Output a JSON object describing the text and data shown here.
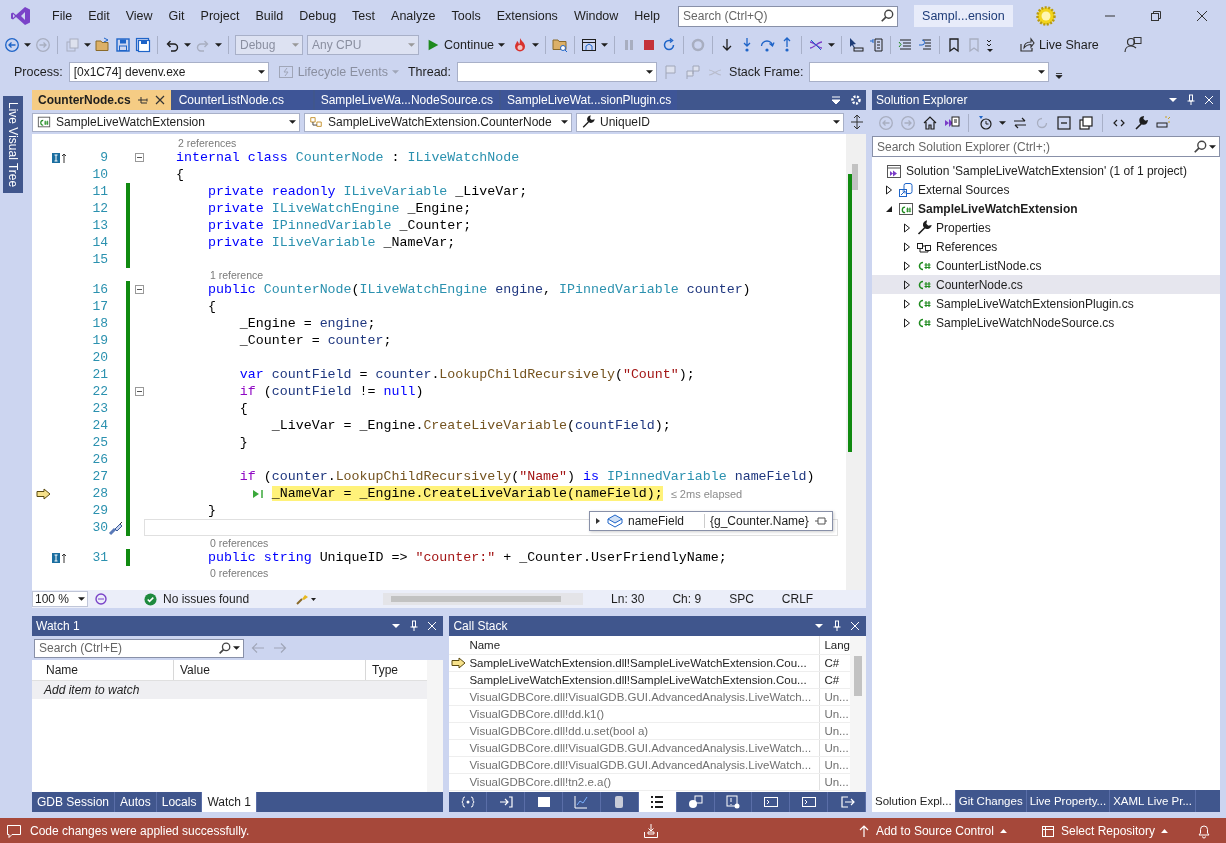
{
  "menu": [
    "File",
    "Edit",
    "View",
    "Git",
    "Project",
    "Build",
    "Debug",
    "Test",
    "Analyze",
    "Tools",
    "Extensions",
    "Window",
    "Help"
  ],
  "search": {
    "placeholder": "Search (Ctrl+Q)"
  },
  "solution_badge": "Sampl...ension",
  "toolbar": {
    "configuration": "Debug",
    "platform": "Any CPU",
    "continue": "Continue",
    "live_share": "Live Share"
  },
  "debug_location": {
    "process_label": "Process:",
    "process": "[0x1C74] devenv.exe",
    "lifecycle": "Lifecycle Events",
    "thread_label": "Thread:",
    "stack_frame_label": "Stack Frame:"
  },
  "side_tab": "Live Visual Tree",
  "editor": {
    "tabs": [
      {
        "label": "CounterNode.cs",
        "selected": true
      },
      {
        "label": "CounterListNode.cs",
        "selected": false
      },
      {
        "label": "SampleLiveWa...NodeSource.cs",
        "selected": false
      },
      {
        "label": "SampleLiveWat...sionPlugin.cs",
        "selected": false
      }
    ],
    "nav": {
      "project": "SampleLiveWatchExtension",
      "type": "SampleLiveWatchExtension.CounterNode",
      "member": "UniqueID"
    },
    "lines": [
      {
        "kind": "lens",
        "text": "2 references"
      },
      {
        "kind": "code",
        "number": "9",
        "changed": false,
        "fold": true,
        "caret": false,
        "implements": true,
        "current": false,
        "quick_actions": false,
        "tokens": [
          {
            "kind": "keyword",
            "text": "internal class "
          },
          {
            "kind": "type",
            "text": "CounterNode"
          },
          {
            "kind": "plain",
            "text": " : "
          },
          {
            "kind": "type",
            "text": "ILiveWatchNode"
          }
        ]
      },
      {
        "kind": "code",
        "number": "10",
        "changed": false,
        "fold": false,
        "caret": false,
        "implements": false,
        "current": false,
        "quick_actions": false,
        "tokens": [
          {
            "kind": "plain",
            "text": "{"
          }
        ]
      },
      {
        "kind": "code",
        "number": "11",
        "changed": true,
        "fold": false,
        "caret": false,
        "implements": false,
        "current": false,
        "quick_actions": false,
        "tokens": [
          {
            "kind": "keyword",
            "text": "    private readonly "
          },
          {
            "kind": "type",
            "text": "ILiveVariable"
          },
          {
            "kind": "plain",
            "text": " _LiveVar;"
          }
        ]
      },
      {
        "kind": "code",
        "number": "12",
        "changed": true,
        "fold": false,
        "caret": false,
        "implements": false,
        "current": false,
        "quick_actions": false,
        "tokens": [
          {
            "kind": "keyword",
            "text": "    private "
          },
          {
            "kind": "type",
            "text": "ILiveWatchEngine"
          },
          {
            "kind": "plain",
            "text": " _Engine;"
          }
        ]
      },
      {
        "kind": "code",
        "number": "13",
        "changed": true,
        "fold": false,
        "caret": false,
        "implements": false,
        "current": false,
        "quick_actions": false,
        "tokens": [
          {
            "kind": "keyword",
            "text": "    private "
          },
          {
            "kind": "type",
            "text": "IPinnedVariable"
          },
          {
            "kind": "plain",
            "text": " _Counter;"
          }
        ]
      },
      {
        "kind": "code",
        "number": "14",
        "changed": true,
        "fold": false,
        "caret": false,
        "implements": false,
        "current": false,
        "quick_actions": false,
        "tokens": [
          {
            "kind": "keyword",
            "text": "    private "
          },
          {
            "kind": "type",
            "text": "ILiveVariable"
          },
          {
            "kind": "plain",
            "text": " _NameVar;"
          }
        ]
      },
      {
        "kind": "code",
        "number": "15",
        "changed": true,
        "fold": false,
        "caret": false,
        "implements": false,
        "current": false,
        "quick_actions": false
      },
      {
        "kind": "lens",
        "text": "1 reference"
      },
      {
        "kind": "code",
        "number": "16",
        "changed": true,
        "fold": true,
        "caret": false,
        "implements": false,
        "current": false,
        "quick_actions": false,
        "tokens": [
          {
            "kind": "keyword",
            "text": "    public "
          },
          {
            "kind": "type",
            "text": "CounterNode"
          },
          {
            "kind": "plain",
            "text": "("
          },
          {
            "kind": "type",
            "text": "ILiveWatchEngine"
          },
          {
            "kind": "local",
            "text": " engine"
          },
          {
            "kind": "plain",
            "text": ", "
          },
          {
            "kind": "type",
            "text": "IPinnedVariable"
          },
          {
            "kind": "local",
            "text": " counter"
          },
          {
            "kind": "plain",
            "text": ")"
          }
        ]
      },
      {
        "kind": "code",
        "number": "17",
        "changed": true,
        "fold": false,
        "caret": false,
        "implements": false,
        "current": false,
        "quick_actions": false,
        "tokens": [
          {
            "kind": "plain",
            "text": "    {"
          }
        ]
      },
      {
        "kind": "code",
        "number": "18",
        "changed": true,
        "fold": false,
        "caret": false,
        "implements": false,
        "current": false,
        "quick_actions": false,
        "tokens": [
          {
            "kind": "plain",
            "text": "        _Engine = "
          },
          {
            "kind": "local",
            "text": "engine"
          },
          {
            "kind": "plain",
            "text": ";"
          }
        ]
      },
      {
        "kind": "code",
        "number": "19",
        "changed": true,
        "fold": false,
        "caret": false,
        "implements": false,
        "current": false,
        "quick_actions": false,
        "tokens": [
          {
            "kind": "plain",
            "text": "        _Counter = "
          },
          {
            "kind": "local",
            "text": "counter"
          },
          {
            "kind": "plain",
            "text": ";"
          }
        ]
      },
      {
        "kind": "code",
        "number": "20",
        "changed": true,
        "fold": false,
        "caret": false,
        "implements": false,
        "current": false,
        "quick_actions": false
      },
      {
        "kind": "code",
        "number": "21",
        "changed": true,
        "fold": false,
        "caret": false,
        "implements": false,
        "current": false,
        "quick_actions": false,
        "tokens": [
          {
            "kind": "keyword",
            "text": "        var "
          },
          {
            "kind": "local",
            "text": "countField"
          },
          {
            "kind": "plain",
            "text": " = "
          },
          {
            "kind": "local",
            "text": "counter"
          },
          {
            "kind": "plain",
            "text": "."
          },
          {
            "kind": "method",
            "text": "LookupChildRecursively"
          },
          {
            "kind": "plain",
            "text": "("
          },
          {
            "kind": "string",
            "text": "\"Count\""
          },
          {
            "kind": "plain",
            "text": ");"
          }
        ]
      },
      {
        "kind": "code",
        "number": "22",
        "changed": true,
        "fold": true,
        "caret": false,
        "implements": false,
        "current": false,
        "quick_actions": false,
        "tokens": [
          {
            "kind": "control",
            "text": "        if"
          },
          {
            "kind": "plain",
            "text": " ("
          },
          {
            "kind": "local",
            "text": "countField"
          },
          {
            "kind": "plain",
            "text": " != "
          },
          {
            "kind": "keyword",
            "text": "null"
          },
          {
            "kind": "plain",
            "text": ")"
          }
        ]
      },
      {
        "kind": "code",
        "number": "23",
        "changed": true,
        "fold": false,
        "caret": false,
        "implements": false,
        "current": false,
        "quick_actions": false,
        "tokens": [
          {
            "kind": "plain",
            "text": "        {"
          }
        ]
      },
      {
        "kind": "code",
        "number": "24",
        "changed": true,
        "fold": false,
        "caret": false,
        "implements": false,
        "current": false,
        "quick_actions": false,
        "tokens": [
          {
            "kind": "plain",
            "text": "            _LiveVar = _Engine."
          },
          {
            "kind": "method",
            "text": "CreateLiveVariable"
          },
          {
            "kind": "plain",
            "text": "("
          },
          {
            "kind": "local",
            "text": "countField"
          },
          {
            "kind": "plain",
            "text": ");"
          }
        ]
      },
      {
        "kind": "code",
        "number": "25",
        "changed": true,
        "fold": false,
        "caret": false,
        "implements": false,
        "current": false,
        "quick_actions": false,
        "tokens": [
          {
            "kind": "plain",
            "text": "        }"
          }
        ]
      },
      {
        "kind": "code",
        "number": "26",
        "changed": true,
        "fold": false,
        "caret": false,
        "implements": false,
        "current": false,
        "quick_actions": false
      },
      {
        "kind": "code",
        "number": "27",
        "changed": true,
        "fold": false,
        "caret": false,
        "implements": false,
        "current": false,
        "quick_actions": false,
        "tokens": [
          {
            "kind": "control",
            "text": "        if"
          },
          {
            "kind": "plain",
            "text": " ("
          },
          {
            "kind": "local",
            "text": "counter"
          },
          {
            "kind": "plain",
            "text": "."
          },
          {
            "kind": "method",
            "text": "LookupChildRecursively"
          },
          {
            "kind": "plain",
            "text": "("
          },
          {
            "kind": "string",
            "text": "\"Name\""
          },
          {
            "kind": "plain",
            "text": ") "
          },
          {
            "kind": "keyword",
            "text": "is "
          },
          {
            "kind": "type",
            "text": "IPinnedVariable"
          },
          {
            "kind": "local",
            "text": " nameField"
          },
          {
            "kind": "plain",
            "text": ")"
          }
        ]
      },
      {
        "kind": "code",
        "number": "28",
        "changed": true,
        "fold": false,
        "caret": false,
        "implements": false,
        "current": true,
        "quick_actions": false,
        "hint": "≤ 2ms elapsed",
        "tokens": [
          {
            "kind": "plain",
            "text": "            _NameVar = _Engine.CreateLiveVariable(nameField);"
          }
        ]
      },
      {
        "kind": "code",
        "number": "29",
        "changed": true,
        "fold": false,
        "caret": false,
        "implements": false,
        "current": false,
        "quick_actions": false,
        "tokens": [
          {
            "kind": "plain",
            "text": "    }"
          }
        ]
      },
      {
        "kind": "code",
        "number": "30",
        "changed": true,
        "fold": false,
        "caret": true,
        "implements": false,
        "current": false,
        "quick_actions": true
      },
      {
        "kind": "lens",
        "text": "0 references"
      },
      {
        "kind": "code",
        "number": "31",
        "changed": true,
        "fold": false,
        "caret": false,
        "implements": true,
        "current": false,
        "quick_actions": false,
        "tokens": [
          {
            "kind": "keyword",
            "text": "    public string "
          },
          {
            "kind": "plain",
            "text": "UniqueID => "
          },
          {
            "kind": "string",
            "text": "\"counter:\""
          },
          {
            "kind": "plain",
            "text": " + _Counter.UserFriendlyName;"
          }
        ]
      },
      {
        "kind": "lens",
        "text": "0 references"
      }
    ],
    "datatip": {
      "name": "nameField",
      "value": "{g_Counter.Name}"
    },
    "status": {
      "zoom": "100 %",
      "issues": "No issues found",
      "line": "Ln: 30",
      "column": "Ch: 9",
      "whitespace": "SPC",
      "line_endings": "CRLF"
    }
  },
  "watch": {
    "title": "Watch 1",
    "search_placeholder": "Search (Ctrl+E)",
    "columns": [
      "Name",
      "Value",
      "Type"
    ],
    "add_item": "Add item to watch",
    "tabs": [
      {
        "label": "GDB Session",
        "selected": false
      },
      {
        "label": "Autos",
        "selected": false
      },
      {
        "label": "Locals",
        "selected": false
      },
      {
        "label": "Watch 1",
        "selected": true
      }
    ]
  },
  "call_stack": {
    "title": "Call Stack",
    "columns": [
      "Name",
      "Lang"
    ],
    "rows": [
      {
        "name": "SampleLiveWatchExtension.dll!SampleLiveWatchExtension.Cou...",
        "lang": "C#",
        "current": true,
        "external": false
      },
      {
        "name": "SampleLiveWatchExtension.dll!SampleLiveWatchExtension.Cou...",
        "lang": "C#",
        "current": false,
        "external": false
      },
      {
        "name": "VisualGDBCore.dll!VisualGDB.GUI.AdvancedAnalysis.LiveWatch...",
        "lang": "Un...",
        "current": false,
        "external": true
      },
      {
        "name": "VisualGDBCore.dll!dd.k1()",
        "lang": "Un...",
        "current": false,
        "external": true
      },
      {
        "name": "VisualGDBCore.dll!dd.u.set(bool a)",
        "lang": "Un...",
        "current": false,
        "external": true
      },
      {
        "name": "VisualGDBCore.dll!VisualGDB.GUI.AdvancedAnalysis.LiveWatch...",
        "lang": "Un...",
        "current": false,
        "external": true
      },
      {
        "name": "VisualGDBCore.dll!VisualGDB.GUI.AdvancedAnalysis.LiveWatch...",
        "lang": "Un...",
        "current": false,
        "external": true
      },
      {
        "name": "VisualGDBCore.dll!tn2.e.a()",
        "lang": "Un...",
        "current": false,
        "external": true
      }
    ],
    "tool_tabs": [
      {
        "selected": false
      },
      {
        "selected": false
      },
      {
        "selected": false
      },
      {
        "selected": false
      },
      {
        "selected": false
      },
      {
        "selected": true
      },
      {
        "selected": false
      },
      {
        "selected": false
      },
      {
        "selected": false
      },
      {
        "selected": false
      },
      {
        "selected": false
      }
    ]
  },
  "solution_explorer": {
    "title": "Solution Explorer",
    "search_placeholder": "Search Solution Explorer (Ctrl+;)",
    "tree": [
      {
        "label": "Solution 'SampleLiveWatchExtension' (1 of 1 project)",
        "kind": "solution",
        "selected": false,
        "children": [
          {
            "label": "External Sources",
            "kind": "external",
            "expanded": false,
            "selected": false
          },
          {
            "label": "SampleLiveWatchExtension",
            "kind": "project",
            "expanded": true,
            "selected": false,
            "children": [
              {
                "label": "Properties",
                "kind": "properties",
                "expanded": false,
                "selected": false
              },
              {
                "label": "References",
                "kind": "references",
                "expanded": false,
                "selected": false
              },
              {
                "label": "CounterListNode.cs",
                "kind": "file",
                "expanded": false,
                "selected": false
              },
              {
                "label": "CounterNode.cs",
                "kind": "file",
                "expanded": false,
                "selected": true
              },
              {
                "label": "SampleLiveWatchExtensionPlugin.cs",
                "kind": "file",
                "expanded": false,
                "selected": false
              },
              {
                "label": "SampleLiveWatchNodeSource.cs",
                "kind": "file",
                "expanded": false,
                "selected": false
              }
            ]
          }
        ]
      }
    ],
    "tabs": [
      {
        "label": "Solution Expl...",
        "selected": true
      },
      {
        "label": "Git Changes",
        "selected": false
      },
      {
        "label": "Live Property...",
        "selected": false
      },
      {
        "label": "XAML Live Pr...",
        "selected": false
      }
    ]
  },
  "status_bar": {
    "message": "Code changes were applied successfully.",
    "source_control": "Add to Source Control",
    "repository": "Select Repository"
  }
}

::::::::::

THE EXERCISE:
Gather from the entries above all lines that include the string "Ctrl".

WRITTEN RESPONSE:
    "placeholder": "Search (Ctrl+Q)"
    "search_placeholder": "Search (Ctrl+E)",
    "search_placeholder": "Search Solution Explorer (Ctrl+;)",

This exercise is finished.